▼
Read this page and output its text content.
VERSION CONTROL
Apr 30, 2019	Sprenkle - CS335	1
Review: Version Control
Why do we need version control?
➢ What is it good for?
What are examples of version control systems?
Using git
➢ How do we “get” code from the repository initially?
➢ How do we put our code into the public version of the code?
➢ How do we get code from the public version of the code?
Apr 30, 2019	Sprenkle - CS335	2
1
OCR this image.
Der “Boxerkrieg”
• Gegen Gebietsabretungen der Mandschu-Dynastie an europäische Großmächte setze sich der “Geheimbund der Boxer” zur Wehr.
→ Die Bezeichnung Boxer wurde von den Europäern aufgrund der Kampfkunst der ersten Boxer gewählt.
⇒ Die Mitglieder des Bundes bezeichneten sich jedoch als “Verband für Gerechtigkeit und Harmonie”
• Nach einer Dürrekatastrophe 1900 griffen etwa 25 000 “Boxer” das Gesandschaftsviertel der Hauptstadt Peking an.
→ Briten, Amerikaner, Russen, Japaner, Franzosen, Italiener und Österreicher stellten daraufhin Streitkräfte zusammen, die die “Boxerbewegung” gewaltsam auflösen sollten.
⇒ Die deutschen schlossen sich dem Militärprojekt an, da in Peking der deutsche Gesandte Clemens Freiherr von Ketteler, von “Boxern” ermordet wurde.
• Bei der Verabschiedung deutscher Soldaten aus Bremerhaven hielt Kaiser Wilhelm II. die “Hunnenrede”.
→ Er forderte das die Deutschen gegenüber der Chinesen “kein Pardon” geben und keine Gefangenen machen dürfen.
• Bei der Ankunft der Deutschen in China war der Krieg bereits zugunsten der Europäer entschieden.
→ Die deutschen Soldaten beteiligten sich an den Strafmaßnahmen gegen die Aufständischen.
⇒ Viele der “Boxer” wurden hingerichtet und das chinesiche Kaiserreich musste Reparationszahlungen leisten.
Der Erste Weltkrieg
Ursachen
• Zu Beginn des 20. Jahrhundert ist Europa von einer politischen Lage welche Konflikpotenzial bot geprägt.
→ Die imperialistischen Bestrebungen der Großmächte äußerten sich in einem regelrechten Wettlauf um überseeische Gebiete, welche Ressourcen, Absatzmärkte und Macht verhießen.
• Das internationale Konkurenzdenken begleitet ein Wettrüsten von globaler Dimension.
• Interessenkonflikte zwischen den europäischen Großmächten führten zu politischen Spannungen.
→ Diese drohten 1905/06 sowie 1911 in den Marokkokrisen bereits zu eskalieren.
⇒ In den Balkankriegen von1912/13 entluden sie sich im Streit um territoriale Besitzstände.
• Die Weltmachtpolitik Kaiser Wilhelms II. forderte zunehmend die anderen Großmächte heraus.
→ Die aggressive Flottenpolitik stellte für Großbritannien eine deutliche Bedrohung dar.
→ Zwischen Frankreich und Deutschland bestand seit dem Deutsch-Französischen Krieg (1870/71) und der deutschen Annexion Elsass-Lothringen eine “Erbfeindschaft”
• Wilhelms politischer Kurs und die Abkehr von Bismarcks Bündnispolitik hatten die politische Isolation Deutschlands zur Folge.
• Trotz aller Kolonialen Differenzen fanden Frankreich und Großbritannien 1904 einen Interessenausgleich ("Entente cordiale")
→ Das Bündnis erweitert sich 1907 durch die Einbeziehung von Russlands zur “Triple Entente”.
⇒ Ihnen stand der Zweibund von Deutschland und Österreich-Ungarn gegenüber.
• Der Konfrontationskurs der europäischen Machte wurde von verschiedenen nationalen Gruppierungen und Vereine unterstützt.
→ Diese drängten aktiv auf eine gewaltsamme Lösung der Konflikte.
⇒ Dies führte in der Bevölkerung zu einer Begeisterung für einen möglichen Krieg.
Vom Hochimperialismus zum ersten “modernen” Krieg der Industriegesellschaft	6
▲
DO THIS: Pick out lines containing the word "einen", each one as written.

ANSWER TO THIS PROBLEM:
• Trotz aller Kolonialen Differenzen fanden Frankreich und Großbritannien 1904 einen Interessenausgleich ("Entente cordiale")
⇒ Dies führte in der Bevölkerung zu einer Begeisterung für einen möglichen Krieg.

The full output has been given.